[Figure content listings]

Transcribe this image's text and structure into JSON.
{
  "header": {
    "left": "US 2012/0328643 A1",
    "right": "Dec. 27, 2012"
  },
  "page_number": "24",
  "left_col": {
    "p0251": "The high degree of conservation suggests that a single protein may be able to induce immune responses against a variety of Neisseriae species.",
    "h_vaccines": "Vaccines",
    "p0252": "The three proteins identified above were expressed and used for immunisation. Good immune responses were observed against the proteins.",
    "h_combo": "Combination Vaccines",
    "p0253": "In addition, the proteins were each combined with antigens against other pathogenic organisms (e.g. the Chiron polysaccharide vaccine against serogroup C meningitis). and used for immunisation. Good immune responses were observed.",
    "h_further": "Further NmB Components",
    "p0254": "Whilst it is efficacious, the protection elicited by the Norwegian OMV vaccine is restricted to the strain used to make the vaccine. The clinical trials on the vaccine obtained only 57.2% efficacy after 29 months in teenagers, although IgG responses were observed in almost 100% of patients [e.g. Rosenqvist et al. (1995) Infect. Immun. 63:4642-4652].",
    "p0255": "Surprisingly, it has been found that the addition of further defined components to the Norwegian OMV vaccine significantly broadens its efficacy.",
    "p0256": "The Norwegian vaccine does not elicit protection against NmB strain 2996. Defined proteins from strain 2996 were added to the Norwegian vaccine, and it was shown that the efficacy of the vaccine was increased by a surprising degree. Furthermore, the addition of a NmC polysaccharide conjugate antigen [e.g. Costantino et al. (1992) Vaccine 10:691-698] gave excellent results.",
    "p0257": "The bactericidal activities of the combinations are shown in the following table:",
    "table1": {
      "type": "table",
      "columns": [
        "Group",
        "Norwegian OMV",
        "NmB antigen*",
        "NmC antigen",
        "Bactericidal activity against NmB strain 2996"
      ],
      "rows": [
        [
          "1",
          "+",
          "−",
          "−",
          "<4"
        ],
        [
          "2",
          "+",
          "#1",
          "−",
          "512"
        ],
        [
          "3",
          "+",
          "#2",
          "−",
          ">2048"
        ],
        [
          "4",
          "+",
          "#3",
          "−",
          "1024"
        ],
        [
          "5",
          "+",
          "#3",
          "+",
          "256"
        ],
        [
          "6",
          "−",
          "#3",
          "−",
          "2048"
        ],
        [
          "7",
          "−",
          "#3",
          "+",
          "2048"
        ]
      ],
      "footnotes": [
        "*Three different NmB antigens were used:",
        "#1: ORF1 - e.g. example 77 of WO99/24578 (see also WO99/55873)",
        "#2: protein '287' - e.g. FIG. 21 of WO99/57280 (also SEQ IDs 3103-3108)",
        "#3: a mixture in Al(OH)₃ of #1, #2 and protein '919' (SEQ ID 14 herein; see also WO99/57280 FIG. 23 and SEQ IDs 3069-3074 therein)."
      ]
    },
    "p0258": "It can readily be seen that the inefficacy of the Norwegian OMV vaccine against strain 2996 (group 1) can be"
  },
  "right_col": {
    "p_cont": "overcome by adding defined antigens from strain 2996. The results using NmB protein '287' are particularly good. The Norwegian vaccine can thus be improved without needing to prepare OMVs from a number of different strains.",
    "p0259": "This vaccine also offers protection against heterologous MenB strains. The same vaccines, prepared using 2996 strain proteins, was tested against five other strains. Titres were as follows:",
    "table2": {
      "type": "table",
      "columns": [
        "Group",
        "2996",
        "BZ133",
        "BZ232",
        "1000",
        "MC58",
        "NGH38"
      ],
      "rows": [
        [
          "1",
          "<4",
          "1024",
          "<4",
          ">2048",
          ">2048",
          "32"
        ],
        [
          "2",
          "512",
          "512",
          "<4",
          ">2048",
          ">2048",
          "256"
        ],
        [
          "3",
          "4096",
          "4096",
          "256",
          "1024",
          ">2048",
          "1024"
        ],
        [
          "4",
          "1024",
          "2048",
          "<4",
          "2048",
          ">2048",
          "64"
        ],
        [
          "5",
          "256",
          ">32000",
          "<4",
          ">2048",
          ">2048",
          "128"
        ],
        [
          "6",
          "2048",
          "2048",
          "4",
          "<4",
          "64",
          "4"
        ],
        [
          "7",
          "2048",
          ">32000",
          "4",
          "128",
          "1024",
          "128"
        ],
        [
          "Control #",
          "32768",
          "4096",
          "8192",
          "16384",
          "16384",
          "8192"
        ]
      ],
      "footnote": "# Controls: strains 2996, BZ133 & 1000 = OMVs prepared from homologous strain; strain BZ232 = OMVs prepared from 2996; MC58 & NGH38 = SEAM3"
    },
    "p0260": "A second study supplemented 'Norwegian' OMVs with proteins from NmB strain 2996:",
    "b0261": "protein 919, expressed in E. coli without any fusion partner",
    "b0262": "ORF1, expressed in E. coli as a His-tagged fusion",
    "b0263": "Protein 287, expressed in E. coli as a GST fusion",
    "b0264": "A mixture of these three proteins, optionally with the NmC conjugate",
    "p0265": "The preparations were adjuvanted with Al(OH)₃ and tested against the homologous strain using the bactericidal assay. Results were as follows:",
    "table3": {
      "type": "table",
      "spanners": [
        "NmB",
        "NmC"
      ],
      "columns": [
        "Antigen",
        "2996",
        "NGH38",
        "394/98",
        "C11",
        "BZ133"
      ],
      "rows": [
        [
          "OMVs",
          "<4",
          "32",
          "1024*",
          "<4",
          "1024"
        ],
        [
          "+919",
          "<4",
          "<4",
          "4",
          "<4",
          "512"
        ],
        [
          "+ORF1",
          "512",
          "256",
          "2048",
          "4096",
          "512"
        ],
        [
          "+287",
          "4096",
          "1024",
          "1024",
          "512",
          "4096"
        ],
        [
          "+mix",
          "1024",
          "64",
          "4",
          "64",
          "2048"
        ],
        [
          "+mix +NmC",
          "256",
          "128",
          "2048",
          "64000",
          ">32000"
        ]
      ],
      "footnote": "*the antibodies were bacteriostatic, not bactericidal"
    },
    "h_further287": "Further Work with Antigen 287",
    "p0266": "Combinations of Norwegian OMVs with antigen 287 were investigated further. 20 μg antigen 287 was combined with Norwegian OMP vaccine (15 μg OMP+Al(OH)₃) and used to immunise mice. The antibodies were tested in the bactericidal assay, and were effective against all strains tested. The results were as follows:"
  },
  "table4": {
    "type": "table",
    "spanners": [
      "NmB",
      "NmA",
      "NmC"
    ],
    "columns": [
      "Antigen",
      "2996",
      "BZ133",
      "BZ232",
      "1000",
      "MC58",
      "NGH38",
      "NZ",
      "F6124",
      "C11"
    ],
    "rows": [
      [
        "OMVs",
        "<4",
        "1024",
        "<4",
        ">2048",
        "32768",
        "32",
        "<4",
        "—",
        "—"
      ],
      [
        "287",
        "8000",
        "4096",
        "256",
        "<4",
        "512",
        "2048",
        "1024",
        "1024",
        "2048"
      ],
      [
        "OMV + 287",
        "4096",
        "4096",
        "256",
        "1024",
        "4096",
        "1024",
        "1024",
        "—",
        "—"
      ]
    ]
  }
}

### WORK REQUIRED
Go through the data above and copy each line that holds the word "used".

### EXPECTED ANSWER
    "p0252": "The three proteins identified above were expressed and used for immunisation. Good immune responses were observed against the proteins.",
    "p0253": "In addition, the proteins were each combined with antigens against other pathogenic organisms (e.g. the Chiron polysaccharide vaccine against serogroup C meningitis). and used for immunisation. Good immune responses were observed.",
    "p0254": "Whilst it is efficacious, the protection elicited by the Norwegian OMV vaccine is restricted to the strain used to make the vaccine. The clinical trials on the vaccine obtained only 57.2% efficacy after 29 months in teenagers, although IgG responses were observed in almost 100% of patients [e.g. Rosenqvist et al. (1995) Infect. Immun. 63:4642-4652].",
        "*Three different NmB antigens were used:",
    "p0266": "Combinations of Norwegian OMVs with antigen 287 were investigated further. 20 μg antigen 287 was combined with Norwegian OMP vaccine (15 μg OMP+Al(OH)₃) and used to immunise mice. The antibodies were tested in the bactericidal assay, and were effective against all strains tested. The results were as follows:"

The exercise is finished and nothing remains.